● JOB: Omit all pictures. Copy the rest of the material exactly.

● PROVIDED DATA:
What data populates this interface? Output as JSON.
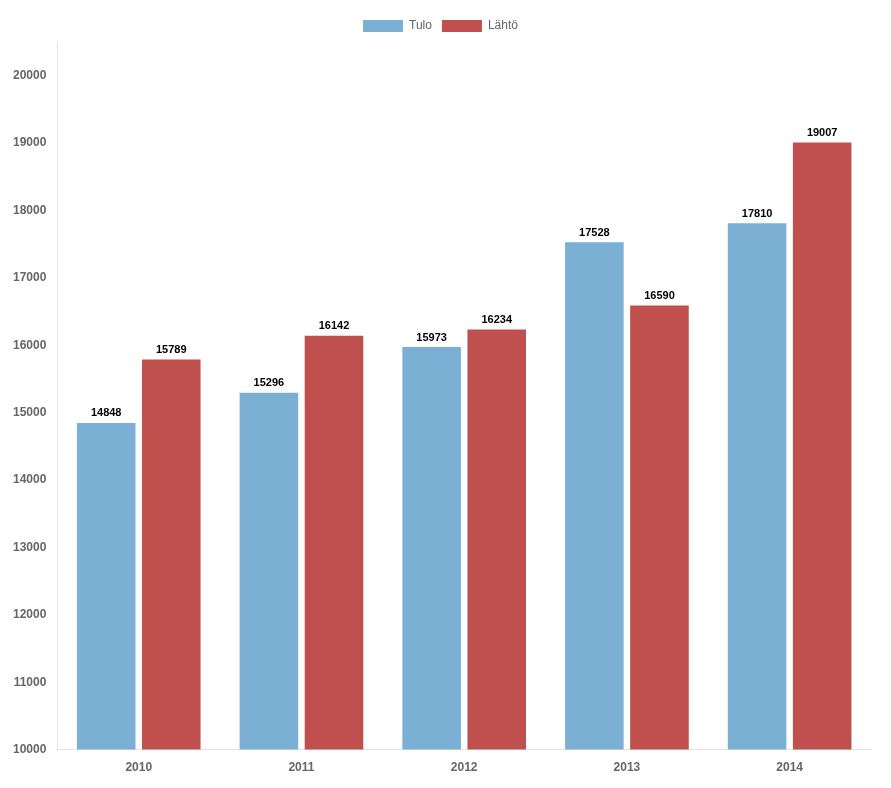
{
  "chart_data": {
    "type": "bar",
    "categories": [
      "2010",
      "2011",
      "2012",
      "2013",
      "2014"
    ],
    "series": [
      {
        "name": "Tulo",
        "color": "#7bafd4",
        "values": [
          14848,
          15296,
          15973,
          17528,
          17810
        ]
      },
      {
        "name": "Lähtö",
        "color": "#c0504d",
        "values": [
          15789,
          16142,
          16234,
          16590,
          19007
        ]
      }
    ],
    "ylim": [
      10000,
      20500
    ],
    "yticks": [
      10000,
      11000,
      12000,
      13000,
      14000,
      15000,
      16000,
      17000,
      18000,
      19000,
      20000
    ],
    "grid": false,
    "legend": "top",
    "data_labels": true
  }
}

● THE ANSWER:
What data populates this interface? Output as JSON.
{
  "chart_data": {
    "type": "bar",
    "categories": [
      "2010",
      "2011",
      "2012",
      "2013",
      "2014"
    ],
    "series": [
      {
        "name": "Tulo",
        "color": "#7bafd4",
        "values": [
          14848,
          15296,
          15973,
          17528,
          17810
        ]
      },
      {
        "name": "Lähtö",
        "color": "#c0504d",
        "values": [
          15789,
          16142,
          16234,
          16590,
          19007
        ]
      }
    ],
    "ylim": [
      10000,
      20500
    ],
    "yticks": [
      10000,
      11000,
      12000,
      13000,
      14000,
      15000,
      16000,
      17000,
      18000,
      19000,
      20000
    ],
    "grid": false,
    "legend": "top",
    "data_labels": true
  }
}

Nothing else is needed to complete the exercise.